Your goal: From the listing below, extract every line containing "this".
----------------------------------------
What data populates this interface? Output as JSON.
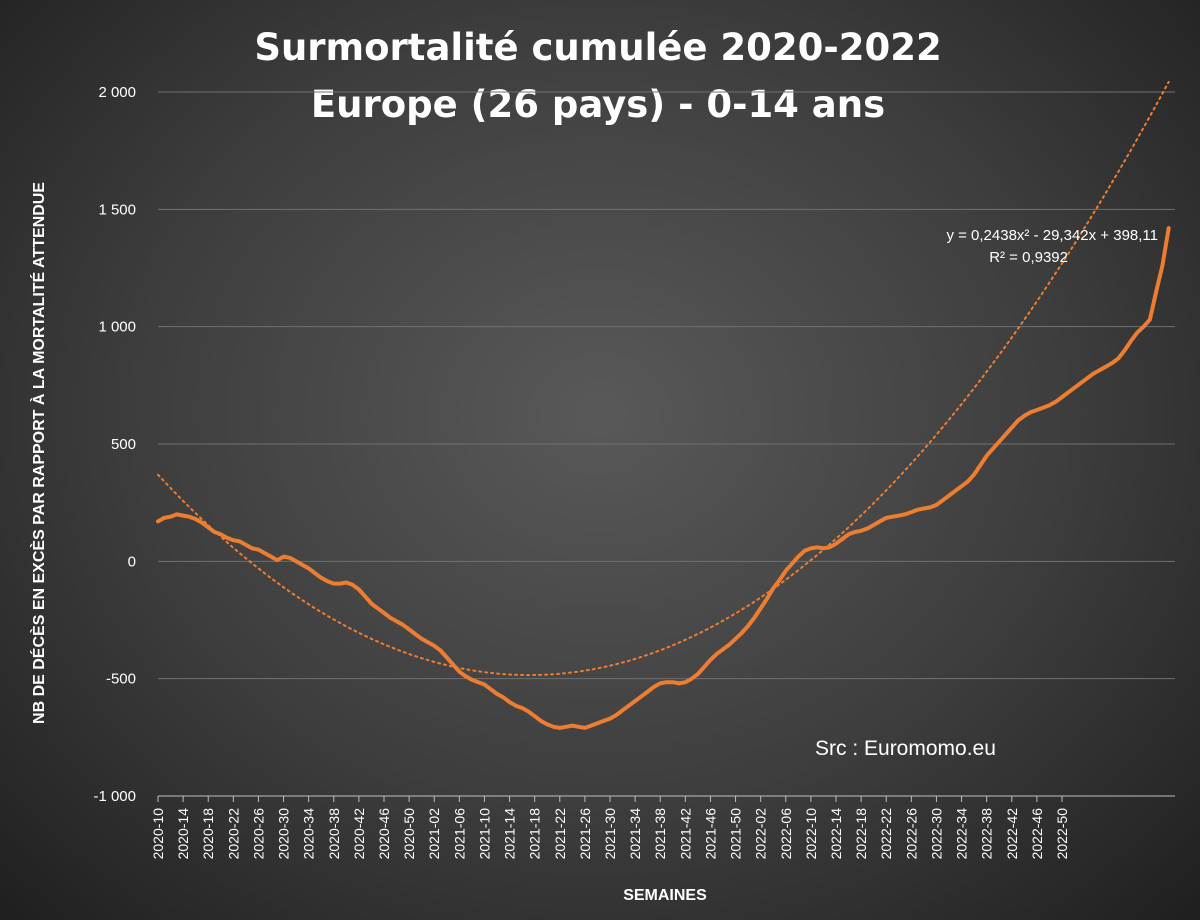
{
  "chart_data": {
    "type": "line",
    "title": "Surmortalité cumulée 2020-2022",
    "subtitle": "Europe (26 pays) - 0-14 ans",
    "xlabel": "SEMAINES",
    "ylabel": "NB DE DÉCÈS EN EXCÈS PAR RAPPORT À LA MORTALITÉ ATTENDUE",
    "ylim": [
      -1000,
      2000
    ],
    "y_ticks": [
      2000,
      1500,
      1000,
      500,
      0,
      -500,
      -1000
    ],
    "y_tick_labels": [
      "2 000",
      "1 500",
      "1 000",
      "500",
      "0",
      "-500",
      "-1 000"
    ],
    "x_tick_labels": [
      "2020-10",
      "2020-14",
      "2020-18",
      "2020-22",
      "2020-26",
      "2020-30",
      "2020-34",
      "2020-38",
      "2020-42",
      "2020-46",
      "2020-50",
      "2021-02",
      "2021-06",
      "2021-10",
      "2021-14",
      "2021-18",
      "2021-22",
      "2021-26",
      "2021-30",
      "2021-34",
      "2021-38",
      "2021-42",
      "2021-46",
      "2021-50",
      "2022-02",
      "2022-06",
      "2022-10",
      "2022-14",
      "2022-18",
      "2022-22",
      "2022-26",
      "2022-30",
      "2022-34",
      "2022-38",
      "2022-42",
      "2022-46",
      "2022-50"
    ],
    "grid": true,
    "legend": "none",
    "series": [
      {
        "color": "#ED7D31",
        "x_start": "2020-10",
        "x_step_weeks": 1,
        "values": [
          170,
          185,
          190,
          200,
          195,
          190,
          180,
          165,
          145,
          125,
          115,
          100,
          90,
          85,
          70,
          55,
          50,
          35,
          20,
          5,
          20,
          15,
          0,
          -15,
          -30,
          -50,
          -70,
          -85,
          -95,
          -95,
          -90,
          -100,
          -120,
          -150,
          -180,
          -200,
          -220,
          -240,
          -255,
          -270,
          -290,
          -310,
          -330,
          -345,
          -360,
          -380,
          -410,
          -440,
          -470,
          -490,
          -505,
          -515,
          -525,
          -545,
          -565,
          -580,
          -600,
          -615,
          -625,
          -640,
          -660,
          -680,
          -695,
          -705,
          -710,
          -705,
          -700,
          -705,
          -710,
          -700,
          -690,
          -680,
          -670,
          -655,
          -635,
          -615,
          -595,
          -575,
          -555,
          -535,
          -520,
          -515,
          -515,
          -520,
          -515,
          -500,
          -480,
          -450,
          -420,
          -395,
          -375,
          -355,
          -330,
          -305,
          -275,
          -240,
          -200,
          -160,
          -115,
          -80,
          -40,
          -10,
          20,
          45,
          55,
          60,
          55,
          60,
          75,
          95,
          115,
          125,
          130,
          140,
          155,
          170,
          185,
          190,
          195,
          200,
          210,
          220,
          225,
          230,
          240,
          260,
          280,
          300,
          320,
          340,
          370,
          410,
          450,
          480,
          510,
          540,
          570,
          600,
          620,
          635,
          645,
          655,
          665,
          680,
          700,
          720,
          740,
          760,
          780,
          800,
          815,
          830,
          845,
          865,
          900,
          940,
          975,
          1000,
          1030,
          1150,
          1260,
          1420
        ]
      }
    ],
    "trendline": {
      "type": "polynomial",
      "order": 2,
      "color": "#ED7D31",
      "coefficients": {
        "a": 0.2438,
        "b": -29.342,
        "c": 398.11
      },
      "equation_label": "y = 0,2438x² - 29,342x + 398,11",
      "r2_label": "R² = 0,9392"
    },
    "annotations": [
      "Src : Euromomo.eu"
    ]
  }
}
----------------------------------------
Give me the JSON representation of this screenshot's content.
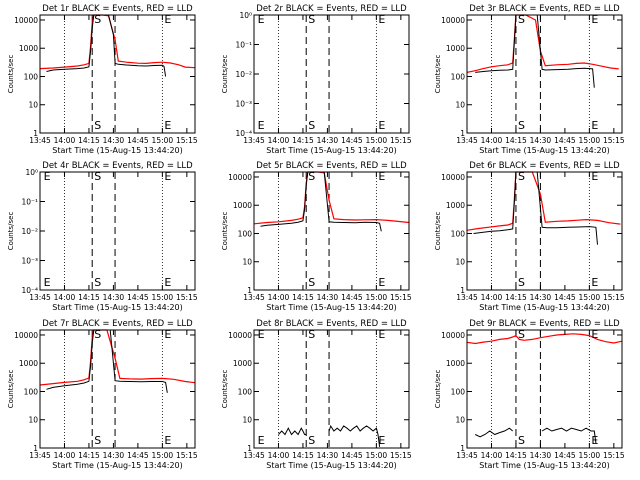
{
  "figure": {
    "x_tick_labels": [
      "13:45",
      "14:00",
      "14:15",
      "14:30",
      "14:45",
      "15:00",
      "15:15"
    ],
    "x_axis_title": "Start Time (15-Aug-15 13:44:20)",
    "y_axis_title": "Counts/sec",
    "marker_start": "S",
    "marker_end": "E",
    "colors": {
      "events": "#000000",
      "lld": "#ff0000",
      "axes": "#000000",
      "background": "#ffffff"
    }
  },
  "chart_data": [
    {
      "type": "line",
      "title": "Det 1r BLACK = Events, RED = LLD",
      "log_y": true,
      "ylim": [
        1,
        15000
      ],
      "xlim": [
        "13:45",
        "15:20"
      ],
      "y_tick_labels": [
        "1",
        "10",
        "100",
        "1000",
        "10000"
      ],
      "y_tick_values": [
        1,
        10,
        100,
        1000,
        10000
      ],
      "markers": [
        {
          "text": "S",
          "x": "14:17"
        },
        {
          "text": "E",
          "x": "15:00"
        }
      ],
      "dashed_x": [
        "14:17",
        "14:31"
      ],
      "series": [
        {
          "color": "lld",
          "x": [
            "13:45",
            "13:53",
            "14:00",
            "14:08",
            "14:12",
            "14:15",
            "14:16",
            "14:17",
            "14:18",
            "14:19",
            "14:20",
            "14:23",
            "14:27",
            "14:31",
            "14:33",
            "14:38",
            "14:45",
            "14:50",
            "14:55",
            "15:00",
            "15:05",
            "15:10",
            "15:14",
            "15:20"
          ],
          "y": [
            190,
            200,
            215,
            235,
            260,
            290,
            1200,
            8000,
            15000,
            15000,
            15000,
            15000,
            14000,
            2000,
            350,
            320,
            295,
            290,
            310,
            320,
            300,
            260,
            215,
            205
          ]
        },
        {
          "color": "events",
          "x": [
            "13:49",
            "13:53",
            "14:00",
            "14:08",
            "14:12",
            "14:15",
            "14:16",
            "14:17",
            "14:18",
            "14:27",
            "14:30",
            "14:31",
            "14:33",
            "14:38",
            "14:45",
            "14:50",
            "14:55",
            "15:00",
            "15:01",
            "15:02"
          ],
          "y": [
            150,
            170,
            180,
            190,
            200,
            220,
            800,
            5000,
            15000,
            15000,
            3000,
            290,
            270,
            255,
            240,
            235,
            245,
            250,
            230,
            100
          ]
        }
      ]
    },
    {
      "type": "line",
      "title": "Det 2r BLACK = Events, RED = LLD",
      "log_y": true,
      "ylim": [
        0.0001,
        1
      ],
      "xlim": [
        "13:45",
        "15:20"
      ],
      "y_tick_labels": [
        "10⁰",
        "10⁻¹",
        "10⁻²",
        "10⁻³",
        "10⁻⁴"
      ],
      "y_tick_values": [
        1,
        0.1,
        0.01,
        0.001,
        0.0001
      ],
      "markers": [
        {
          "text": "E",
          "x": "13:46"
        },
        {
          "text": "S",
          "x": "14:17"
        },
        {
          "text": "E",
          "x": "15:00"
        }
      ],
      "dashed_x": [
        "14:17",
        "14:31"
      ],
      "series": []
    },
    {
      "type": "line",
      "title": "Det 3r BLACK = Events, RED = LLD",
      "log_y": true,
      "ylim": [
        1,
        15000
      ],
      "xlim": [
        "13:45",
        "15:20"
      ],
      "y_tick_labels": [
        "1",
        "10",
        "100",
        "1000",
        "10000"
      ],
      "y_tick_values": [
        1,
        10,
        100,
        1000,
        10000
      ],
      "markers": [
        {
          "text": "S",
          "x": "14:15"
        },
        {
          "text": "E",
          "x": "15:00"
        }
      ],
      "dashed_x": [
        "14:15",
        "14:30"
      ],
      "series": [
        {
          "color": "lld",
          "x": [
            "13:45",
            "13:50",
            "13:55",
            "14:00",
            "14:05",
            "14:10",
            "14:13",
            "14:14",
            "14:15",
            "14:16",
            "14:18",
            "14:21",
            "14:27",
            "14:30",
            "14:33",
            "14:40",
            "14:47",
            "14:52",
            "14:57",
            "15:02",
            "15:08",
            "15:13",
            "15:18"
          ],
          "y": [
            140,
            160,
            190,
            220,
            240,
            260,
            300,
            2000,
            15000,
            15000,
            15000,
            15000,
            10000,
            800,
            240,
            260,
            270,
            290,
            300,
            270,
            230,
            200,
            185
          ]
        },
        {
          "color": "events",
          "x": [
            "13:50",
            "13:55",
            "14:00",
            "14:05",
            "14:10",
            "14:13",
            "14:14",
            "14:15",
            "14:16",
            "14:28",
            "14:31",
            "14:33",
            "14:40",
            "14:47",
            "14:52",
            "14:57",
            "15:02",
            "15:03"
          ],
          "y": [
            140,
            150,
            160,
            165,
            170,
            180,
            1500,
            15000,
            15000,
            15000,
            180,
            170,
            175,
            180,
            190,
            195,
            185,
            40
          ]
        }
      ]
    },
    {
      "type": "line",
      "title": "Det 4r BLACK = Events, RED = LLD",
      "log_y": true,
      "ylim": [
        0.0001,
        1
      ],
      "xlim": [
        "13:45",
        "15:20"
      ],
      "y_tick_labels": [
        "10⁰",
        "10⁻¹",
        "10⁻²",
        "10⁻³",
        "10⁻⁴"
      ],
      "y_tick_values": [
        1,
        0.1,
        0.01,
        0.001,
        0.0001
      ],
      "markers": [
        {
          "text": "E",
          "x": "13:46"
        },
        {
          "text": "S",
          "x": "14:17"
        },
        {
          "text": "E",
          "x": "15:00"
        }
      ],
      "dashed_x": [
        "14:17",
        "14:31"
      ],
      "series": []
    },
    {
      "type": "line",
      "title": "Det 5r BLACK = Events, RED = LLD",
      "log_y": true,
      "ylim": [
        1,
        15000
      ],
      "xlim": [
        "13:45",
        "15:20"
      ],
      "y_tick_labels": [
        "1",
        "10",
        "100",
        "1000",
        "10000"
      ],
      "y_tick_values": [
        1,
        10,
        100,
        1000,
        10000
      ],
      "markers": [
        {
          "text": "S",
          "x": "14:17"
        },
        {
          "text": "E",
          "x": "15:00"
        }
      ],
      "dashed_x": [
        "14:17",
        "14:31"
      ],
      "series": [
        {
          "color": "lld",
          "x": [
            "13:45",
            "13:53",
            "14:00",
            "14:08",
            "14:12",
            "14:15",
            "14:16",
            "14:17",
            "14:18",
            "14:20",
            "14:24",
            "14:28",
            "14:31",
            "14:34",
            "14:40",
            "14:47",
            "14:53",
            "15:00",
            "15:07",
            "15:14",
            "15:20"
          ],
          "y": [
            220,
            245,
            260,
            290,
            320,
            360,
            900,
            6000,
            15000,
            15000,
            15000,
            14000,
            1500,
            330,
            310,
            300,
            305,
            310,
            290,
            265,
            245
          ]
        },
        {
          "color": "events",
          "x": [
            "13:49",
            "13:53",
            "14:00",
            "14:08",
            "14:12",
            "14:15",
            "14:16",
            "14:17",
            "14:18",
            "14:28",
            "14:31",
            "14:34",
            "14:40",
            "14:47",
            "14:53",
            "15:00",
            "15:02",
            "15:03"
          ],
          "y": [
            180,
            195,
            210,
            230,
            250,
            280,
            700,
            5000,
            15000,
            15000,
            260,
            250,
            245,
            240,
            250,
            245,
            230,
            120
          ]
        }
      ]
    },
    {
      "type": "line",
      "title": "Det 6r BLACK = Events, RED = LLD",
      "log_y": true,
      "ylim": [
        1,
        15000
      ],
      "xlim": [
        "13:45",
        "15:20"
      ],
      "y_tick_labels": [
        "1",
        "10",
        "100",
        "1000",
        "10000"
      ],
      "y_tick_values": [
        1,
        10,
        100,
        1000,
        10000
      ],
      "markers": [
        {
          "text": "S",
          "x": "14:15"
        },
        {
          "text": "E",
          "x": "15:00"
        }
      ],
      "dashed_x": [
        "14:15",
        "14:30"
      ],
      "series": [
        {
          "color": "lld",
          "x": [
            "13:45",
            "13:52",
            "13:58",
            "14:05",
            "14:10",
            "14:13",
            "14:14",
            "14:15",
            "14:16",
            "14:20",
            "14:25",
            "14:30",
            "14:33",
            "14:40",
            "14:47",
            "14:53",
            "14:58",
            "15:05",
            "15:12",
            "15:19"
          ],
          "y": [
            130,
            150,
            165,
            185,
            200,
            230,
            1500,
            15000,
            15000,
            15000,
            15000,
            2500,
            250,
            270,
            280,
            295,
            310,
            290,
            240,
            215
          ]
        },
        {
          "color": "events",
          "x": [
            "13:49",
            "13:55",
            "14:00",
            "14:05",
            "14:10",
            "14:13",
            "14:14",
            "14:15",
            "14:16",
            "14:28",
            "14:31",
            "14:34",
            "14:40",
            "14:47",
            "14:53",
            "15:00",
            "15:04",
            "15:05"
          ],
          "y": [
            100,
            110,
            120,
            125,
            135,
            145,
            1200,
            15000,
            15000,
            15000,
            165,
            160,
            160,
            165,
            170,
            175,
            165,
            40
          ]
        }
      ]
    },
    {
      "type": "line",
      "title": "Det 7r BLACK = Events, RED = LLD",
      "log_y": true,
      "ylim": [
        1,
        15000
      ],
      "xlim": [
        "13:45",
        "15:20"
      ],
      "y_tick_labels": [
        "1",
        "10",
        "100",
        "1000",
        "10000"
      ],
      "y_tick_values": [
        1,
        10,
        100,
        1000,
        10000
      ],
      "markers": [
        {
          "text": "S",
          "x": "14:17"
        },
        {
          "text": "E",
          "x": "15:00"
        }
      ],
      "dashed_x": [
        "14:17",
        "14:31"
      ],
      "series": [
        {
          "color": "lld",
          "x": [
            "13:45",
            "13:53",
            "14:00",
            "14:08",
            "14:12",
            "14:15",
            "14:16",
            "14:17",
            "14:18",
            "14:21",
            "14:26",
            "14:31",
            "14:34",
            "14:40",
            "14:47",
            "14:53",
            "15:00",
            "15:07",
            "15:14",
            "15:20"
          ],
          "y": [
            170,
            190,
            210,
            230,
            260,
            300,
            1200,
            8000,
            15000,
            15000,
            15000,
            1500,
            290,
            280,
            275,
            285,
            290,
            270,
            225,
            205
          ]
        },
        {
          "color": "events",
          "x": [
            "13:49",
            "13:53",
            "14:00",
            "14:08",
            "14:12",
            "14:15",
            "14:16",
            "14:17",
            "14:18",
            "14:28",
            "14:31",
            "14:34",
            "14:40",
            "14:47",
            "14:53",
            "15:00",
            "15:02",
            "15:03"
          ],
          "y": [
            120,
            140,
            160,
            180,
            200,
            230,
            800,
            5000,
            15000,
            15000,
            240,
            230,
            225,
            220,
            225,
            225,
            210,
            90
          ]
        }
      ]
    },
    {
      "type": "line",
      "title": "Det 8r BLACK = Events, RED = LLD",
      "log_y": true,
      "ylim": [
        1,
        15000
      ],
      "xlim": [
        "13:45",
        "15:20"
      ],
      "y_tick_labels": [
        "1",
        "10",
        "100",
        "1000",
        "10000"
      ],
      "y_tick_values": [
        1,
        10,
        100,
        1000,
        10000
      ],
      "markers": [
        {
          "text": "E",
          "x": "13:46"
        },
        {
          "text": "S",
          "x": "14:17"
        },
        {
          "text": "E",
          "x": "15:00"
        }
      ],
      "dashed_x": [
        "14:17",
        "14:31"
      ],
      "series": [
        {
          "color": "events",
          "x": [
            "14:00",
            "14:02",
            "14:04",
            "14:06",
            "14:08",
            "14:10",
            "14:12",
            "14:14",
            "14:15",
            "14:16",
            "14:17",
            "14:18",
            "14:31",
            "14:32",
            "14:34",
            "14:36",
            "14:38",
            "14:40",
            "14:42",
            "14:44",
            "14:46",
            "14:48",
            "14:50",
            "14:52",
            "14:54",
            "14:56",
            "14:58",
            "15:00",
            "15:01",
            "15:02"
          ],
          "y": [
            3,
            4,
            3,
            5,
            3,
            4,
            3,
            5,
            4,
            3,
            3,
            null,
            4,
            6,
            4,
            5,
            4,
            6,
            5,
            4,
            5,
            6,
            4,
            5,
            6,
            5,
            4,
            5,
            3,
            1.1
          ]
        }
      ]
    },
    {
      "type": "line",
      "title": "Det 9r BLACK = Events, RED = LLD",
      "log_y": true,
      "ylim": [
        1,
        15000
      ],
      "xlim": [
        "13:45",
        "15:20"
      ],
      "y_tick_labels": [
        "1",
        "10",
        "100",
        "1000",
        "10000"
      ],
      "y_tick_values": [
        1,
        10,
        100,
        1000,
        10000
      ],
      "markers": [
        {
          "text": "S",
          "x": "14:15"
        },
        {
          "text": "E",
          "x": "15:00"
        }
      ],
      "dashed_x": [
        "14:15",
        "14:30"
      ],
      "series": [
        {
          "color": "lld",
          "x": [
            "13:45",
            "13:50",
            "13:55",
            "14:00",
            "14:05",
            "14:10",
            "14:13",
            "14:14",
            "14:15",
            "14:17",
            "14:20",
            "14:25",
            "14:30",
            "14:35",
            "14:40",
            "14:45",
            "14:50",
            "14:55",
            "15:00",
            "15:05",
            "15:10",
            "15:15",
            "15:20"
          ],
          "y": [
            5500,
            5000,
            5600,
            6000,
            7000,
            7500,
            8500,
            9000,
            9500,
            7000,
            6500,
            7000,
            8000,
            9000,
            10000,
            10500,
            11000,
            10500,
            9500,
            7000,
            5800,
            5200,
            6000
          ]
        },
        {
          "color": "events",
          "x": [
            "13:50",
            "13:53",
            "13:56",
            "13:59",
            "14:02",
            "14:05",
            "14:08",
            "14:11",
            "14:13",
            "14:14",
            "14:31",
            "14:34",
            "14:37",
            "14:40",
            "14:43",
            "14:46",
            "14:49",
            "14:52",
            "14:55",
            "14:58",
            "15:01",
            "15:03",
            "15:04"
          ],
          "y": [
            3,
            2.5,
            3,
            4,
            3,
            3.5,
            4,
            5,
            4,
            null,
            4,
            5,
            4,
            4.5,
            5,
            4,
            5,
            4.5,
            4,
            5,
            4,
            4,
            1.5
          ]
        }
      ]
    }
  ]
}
----------------------------------------
Written solution:
What data populates this interface? Output as JSON.
Give me the JSON representation of this screenshot's content.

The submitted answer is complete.